— SET TASK —
Extract every line below that contains the word "xlabel".

— DATA TO USE —
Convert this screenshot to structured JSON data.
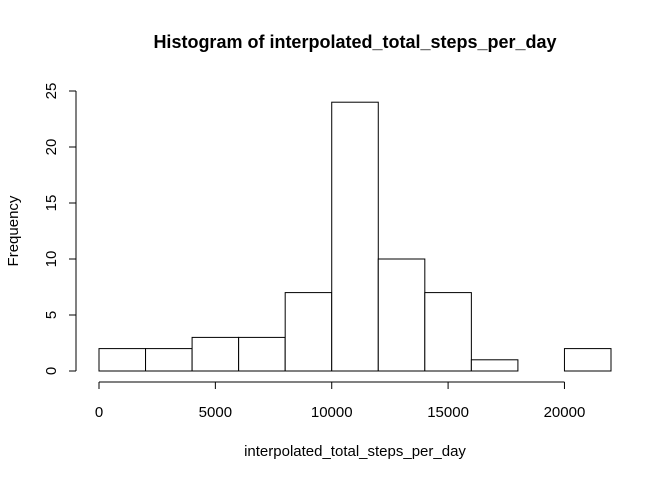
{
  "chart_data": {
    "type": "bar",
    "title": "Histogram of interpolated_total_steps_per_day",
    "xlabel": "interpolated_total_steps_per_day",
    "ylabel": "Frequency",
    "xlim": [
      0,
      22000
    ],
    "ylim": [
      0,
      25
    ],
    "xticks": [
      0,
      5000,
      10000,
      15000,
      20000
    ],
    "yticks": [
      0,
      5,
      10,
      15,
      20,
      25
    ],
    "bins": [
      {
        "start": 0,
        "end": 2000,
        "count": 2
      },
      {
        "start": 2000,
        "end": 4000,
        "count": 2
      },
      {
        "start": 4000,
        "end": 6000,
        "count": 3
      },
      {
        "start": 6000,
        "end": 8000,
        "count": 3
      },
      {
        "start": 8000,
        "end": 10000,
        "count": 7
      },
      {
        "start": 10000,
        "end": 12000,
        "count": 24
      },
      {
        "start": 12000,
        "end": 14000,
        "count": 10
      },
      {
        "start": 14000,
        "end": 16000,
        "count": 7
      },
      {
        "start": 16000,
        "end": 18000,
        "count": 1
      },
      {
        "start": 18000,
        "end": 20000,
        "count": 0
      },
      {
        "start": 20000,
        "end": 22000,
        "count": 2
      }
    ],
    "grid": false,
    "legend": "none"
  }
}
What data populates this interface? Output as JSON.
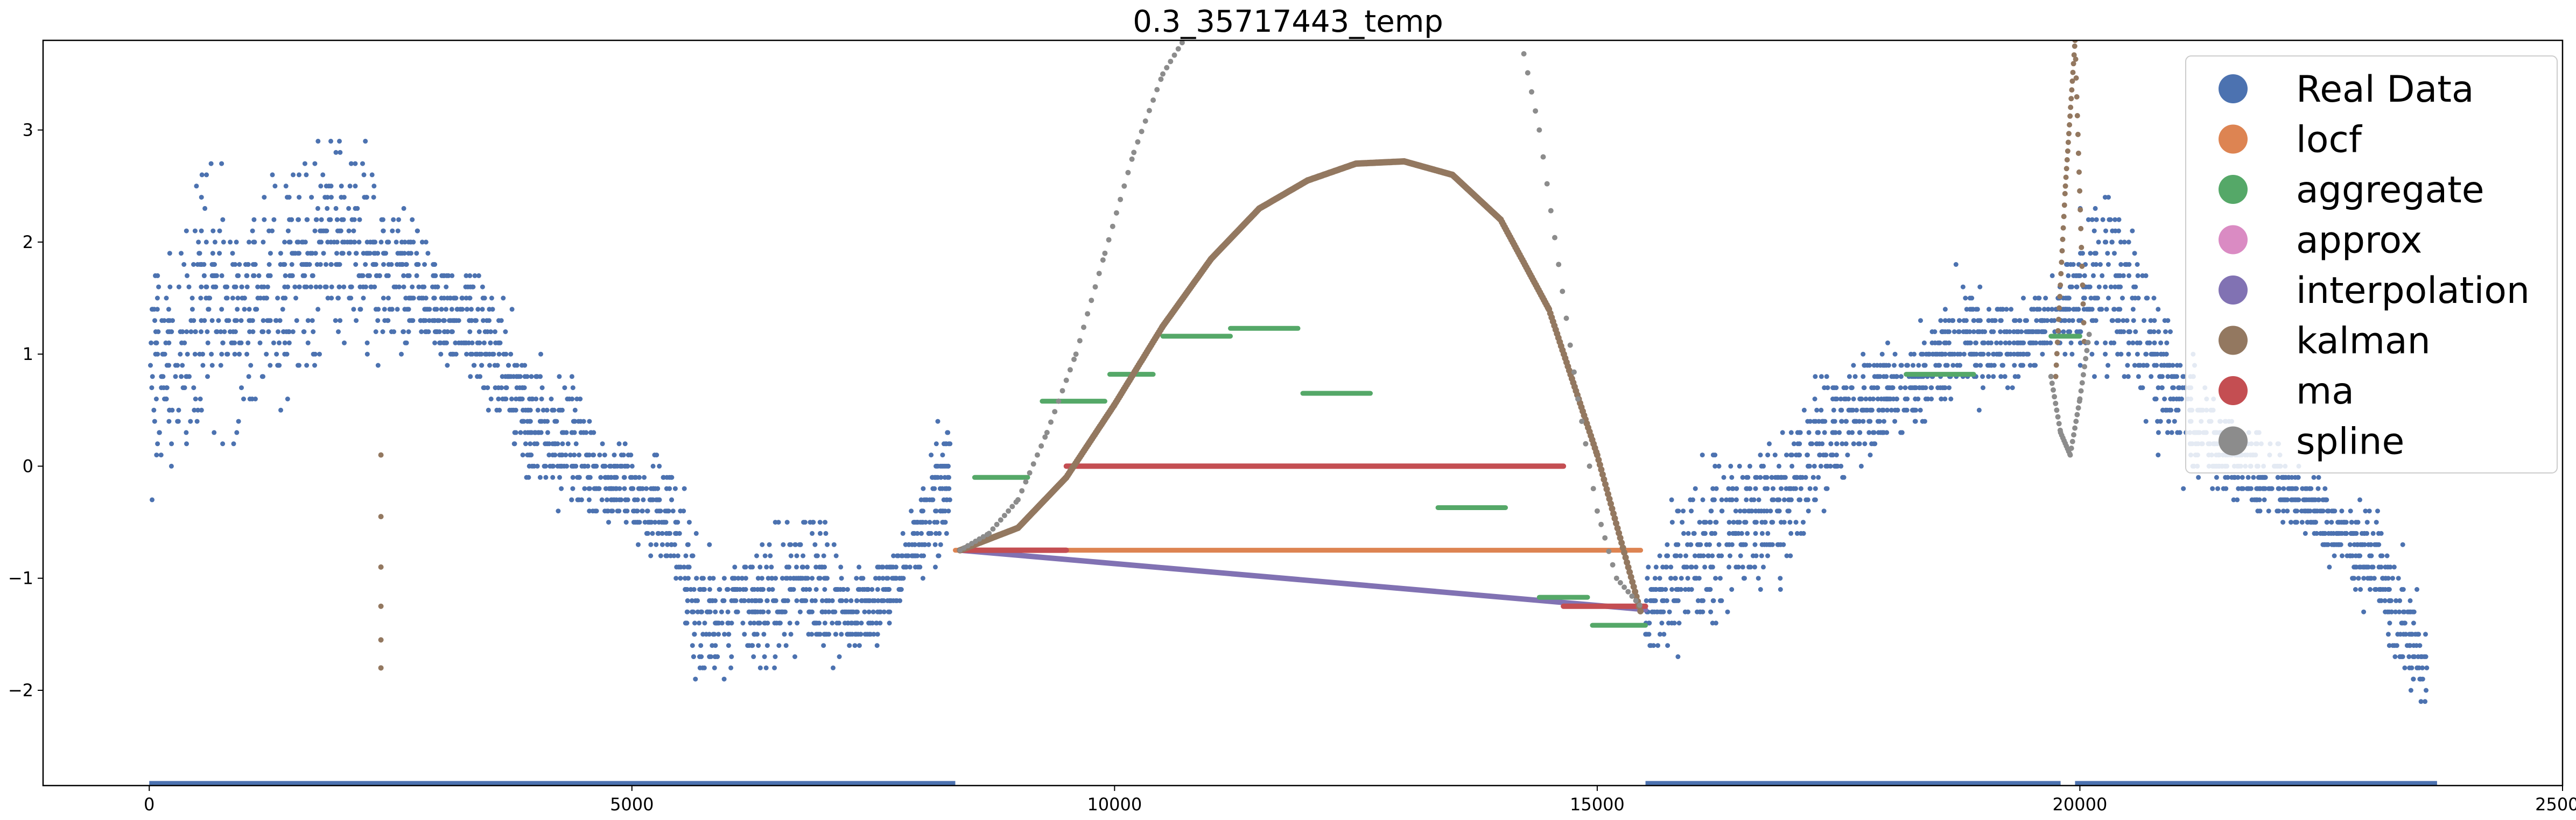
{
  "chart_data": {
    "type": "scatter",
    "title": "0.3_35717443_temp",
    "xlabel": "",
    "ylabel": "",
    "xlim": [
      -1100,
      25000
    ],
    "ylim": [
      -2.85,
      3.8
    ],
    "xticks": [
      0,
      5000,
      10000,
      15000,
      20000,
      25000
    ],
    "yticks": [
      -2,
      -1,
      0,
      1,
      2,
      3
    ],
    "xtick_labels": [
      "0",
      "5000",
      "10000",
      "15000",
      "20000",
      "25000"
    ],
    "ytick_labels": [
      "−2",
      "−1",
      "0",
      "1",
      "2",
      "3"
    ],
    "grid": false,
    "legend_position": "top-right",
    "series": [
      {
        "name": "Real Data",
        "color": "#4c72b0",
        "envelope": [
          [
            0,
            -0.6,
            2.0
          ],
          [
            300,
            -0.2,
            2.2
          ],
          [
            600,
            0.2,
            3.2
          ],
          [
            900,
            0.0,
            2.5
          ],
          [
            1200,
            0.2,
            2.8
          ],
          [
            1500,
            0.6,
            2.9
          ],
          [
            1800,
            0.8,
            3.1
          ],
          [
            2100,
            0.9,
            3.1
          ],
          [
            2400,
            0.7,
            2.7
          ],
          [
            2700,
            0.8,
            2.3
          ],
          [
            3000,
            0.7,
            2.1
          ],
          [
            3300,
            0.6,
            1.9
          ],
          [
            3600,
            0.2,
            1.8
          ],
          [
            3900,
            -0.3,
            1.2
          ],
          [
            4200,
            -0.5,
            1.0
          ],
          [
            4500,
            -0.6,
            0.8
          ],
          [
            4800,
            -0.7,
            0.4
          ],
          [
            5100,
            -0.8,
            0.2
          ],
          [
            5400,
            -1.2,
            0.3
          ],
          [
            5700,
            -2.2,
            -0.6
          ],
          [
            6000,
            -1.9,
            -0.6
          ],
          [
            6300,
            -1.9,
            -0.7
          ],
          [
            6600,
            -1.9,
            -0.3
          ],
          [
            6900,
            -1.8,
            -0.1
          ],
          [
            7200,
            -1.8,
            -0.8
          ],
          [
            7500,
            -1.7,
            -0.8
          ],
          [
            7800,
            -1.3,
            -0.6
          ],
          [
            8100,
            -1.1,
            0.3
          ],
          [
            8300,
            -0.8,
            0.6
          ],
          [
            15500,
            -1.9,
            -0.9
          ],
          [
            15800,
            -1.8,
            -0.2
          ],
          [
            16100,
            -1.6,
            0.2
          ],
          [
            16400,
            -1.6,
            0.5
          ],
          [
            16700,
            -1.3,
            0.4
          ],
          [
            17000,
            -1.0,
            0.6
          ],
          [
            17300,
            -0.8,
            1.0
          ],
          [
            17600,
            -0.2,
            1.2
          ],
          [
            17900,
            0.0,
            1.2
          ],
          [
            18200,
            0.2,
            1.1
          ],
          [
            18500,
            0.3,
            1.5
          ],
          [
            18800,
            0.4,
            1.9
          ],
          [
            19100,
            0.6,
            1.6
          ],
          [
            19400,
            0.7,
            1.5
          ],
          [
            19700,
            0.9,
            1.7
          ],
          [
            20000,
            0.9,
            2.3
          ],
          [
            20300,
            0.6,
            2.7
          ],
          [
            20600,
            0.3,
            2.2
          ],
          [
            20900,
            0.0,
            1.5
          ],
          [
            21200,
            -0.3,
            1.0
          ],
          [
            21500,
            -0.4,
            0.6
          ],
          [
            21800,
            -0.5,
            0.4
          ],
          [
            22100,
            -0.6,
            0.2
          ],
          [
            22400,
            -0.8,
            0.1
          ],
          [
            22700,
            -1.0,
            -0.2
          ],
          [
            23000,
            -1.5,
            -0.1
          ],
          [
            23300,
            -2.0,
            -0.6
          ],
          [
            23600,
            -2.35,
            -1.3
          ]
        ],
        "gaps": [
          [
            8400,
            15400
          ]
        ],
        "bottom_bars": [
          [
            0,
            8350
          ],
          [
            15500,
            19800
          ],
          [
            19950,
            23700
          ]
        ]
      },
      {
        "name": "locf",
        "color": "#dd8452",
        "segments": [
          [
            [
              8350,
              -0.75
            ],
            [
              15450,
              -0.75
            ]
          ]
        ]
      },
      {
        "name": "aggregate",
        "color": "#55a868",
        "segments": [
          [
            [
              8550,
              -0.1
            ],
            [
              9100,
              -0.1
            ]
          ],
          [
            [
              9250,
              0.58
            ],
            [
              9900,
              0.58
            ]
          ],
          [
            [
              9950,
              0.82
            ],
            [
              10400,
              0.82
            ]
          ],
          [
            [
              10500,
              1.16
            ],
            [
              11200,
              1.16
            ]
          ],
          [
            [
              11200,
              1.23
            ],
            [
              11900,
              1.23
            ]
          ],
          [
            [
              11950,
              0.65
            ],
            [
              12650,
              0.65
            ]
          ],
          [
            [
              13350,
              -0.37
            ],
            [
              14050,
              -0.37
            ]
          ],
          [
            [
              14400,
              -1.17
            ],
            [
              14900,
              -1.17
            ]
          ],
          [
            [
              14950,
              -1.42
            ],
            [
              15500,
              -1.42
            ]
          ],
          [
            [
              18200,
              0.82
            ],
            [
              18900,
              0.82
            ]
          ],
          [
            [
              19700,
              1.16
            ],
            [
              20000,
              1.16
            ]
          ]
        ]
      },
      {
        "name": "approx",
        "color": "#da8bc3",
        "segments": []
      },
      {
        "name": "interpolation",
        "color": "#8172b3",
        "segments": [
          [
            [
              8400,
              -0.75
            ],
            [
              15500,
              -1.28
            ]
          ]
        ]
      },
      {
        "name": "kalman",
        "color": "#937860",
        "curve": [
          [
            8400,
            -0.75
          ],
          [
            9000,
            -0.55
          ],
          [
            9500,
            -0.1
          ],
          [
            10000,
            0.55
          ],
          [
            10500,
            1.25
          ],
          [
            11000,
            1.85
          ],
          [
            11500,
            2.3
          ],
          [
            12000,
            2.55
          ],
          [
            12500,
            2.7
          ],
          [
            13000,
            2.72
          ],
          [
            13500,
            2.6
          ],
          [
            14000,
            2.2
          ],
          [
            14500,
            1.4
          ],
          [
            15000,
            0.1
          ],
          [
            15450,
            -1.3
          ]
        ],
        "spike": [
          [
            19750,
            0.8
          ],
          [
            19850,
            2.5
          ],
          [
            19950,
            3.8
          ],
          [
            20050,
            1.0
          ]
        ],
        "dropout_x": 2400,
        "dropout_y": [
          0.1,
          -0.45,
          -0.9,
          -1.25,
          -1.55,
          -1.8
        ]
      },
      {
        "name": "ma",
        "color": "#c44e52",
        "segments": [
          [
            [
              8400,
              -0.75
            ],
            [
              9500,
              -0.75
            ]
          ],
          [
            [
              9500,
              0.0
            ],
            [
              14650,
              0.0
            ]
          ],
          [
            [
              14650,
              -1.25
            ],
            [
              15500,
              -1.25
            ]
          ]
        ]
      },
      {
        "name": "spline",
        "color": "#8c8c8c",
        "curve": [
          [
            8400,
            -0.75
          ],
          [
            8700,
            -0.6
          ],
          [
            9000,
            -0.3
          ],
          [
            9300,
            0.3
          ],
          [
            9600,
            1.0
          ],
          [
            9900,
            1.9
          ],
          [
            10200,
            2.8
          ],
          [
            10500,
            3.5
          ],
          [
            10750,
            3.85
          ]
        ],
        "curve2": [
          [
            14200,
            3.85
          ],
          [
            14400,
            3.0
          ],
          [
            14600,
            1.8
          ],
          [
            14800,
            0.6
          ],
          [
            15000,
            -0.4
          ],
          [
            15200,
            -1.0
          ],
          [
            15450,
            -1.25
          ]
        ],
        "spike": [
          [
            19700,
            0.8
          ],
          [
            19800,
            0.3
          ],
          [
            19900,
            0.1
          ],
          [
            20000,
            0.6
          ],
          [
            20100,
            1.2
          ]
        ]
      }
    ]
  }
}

— FINISHED ANSWER —
    "xlabel": "interpolated_total_steps_per_day",
    "xlabel": "",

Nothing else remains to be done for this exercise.